***** Entries provided

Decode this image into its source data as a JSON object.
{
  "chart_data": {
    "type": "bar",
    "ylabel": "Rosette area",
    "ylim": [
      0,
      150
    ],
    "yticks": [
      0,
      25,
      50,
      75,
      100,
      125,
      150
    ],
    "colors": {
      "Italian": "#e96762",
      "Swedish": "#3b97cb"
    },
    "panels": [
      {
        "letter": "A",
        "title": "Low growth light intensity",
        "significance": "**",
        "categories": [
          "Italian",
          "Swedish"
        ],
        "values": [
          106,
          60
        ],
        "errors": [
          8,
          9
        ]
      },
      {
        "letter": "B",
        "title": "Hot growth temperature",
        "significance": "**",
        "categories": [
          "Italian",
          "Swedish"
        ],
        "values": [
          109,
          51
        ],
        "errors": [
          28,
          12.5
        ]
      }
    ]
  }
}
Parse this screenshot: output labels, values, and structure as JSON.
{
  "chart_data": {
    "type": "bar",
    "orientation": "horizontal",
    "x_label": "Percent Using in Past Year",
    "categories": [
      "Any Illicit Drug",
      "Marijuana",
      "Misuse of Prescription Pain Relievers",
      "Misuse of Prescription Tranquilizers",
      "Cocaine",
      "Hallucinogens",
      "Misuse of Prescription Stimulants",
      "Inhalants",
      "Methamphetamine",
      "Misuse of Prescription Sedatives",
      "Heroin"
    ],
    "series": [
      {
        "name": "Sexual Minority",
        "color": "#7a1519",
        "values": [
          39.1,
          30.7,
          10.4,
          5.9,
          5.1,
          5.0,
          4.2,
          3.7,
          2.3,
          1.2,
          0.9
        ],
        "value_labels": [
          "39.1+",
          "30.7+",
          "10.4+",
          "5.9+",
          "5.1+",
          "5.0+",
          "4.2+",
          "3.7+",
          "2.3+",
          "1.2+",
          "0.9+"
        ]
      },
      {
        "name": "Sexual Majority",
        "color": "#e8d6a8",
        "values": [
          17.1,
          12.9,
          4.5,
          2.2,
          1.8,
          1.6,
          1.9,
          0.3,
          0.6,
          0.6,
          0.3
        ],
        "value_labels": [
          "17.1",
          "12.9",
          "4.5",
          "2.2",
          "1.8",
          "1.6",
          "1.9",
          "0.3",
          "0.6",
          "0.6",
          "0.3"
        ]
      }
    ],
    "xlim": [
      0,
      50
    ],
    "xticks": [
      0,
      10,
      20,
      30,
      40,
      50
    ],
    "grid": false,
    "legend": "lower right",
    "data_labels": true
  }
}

**********

Requirements: Transcribe the material above word for word.

Answer below:
Decode this image into its source data as a JSON object.
{
  "chart_data": {
    "type": "bar",
    "ylabel": "Rosette area",
    "ylim": [
      0,
      150
    ],
    "yticks": [
      0,
      25,
      50,
      75,
      100,
      125,
      150
    ],
    "colors": {
      "Italian": "#e96762",
      "Swedish": "#3b97cb"
    },
    "panels": [
      {
        "letter": "A",
        "title": "Low growth light intensity",
        "significance": "**",
        "categories": [
          "Italian",
          "Swedish"
        ],
        "values": [
          106,
          60
        ],
        "errors": [
          8,
          9
        ]
      },
      {
        "letter": "B",
        "title": "Hot growth temperature",
        "significance": "**",
        "categories": [
          "Italian",
          "Swedish"
        ],
        "values": [
          109,
          51
        ],
        "errors": [
          28,
          12.5
        ]
      }
    ]
  }
}
Parse this screenshot: output labels, values, and structure as JSON.
{
  "chart_data": {
    "type": "bar",
    "orientation": "horizontal",
    "x_label": "Percent Using in Past Year",
    "categories": [
      "Any Illicit Drug",
      "Marijuana",
      "Misuse of Prescription Pain Relievers",
      "Misuse of Prescription Tranquilizers",
      "Cocaine",
      "Hallucinogens",
      "Misuse of Prescription Stimulants",
      "Inhalants",
      "Methamphetamine",
      "Misuse of Prescription Sedatives",
      "Heroin"
    ],
    "series": [
      {
        "name": "Sexual Minority",
        "color": "#7a1519",
        "values": [
          39.1,
          30.7,
          10.4,
          5.9,
          5.1,
          5.0,
          4.2,
          3.7,
          2.3,
          1.2,
          0.9
        ],
        "value_labels": [
          "39.1+",
          "30.7+",
          "10.4+",
          "5.9+",
          "5.1+",
          "5.0+",
          "4.2+",
          "3.7+",
          "2.3+",
          "1.2+",
          "0.9+"
        ]
      },
      {
        "name": "Sexual Majority",
        "color": "#e8d6a8",
        "values": [
          17.1,
          12.9,
          4.5,
          2.2,
          1.8,
          1.6,
          1.9,
          0.3,
          0.6,
          0.6,
          0.3
        ],
        "value_labels": [
          "17.1",
          "12.9",
          "4.5",
          "2.2",
          "1.8",
          "1.6",
          "1.9",
          "0.3",
          "0.6",
          "0.6",
          "0.3"
        ]
      }
    ],
    "xlim": [
      0,
      50
    ],
    "xticks": [
      0,
      10,
      20,
      30,
      40,
      50
    ],
    "grid": false,
    "legend": "lower right",
    "data_labels": true
  }
}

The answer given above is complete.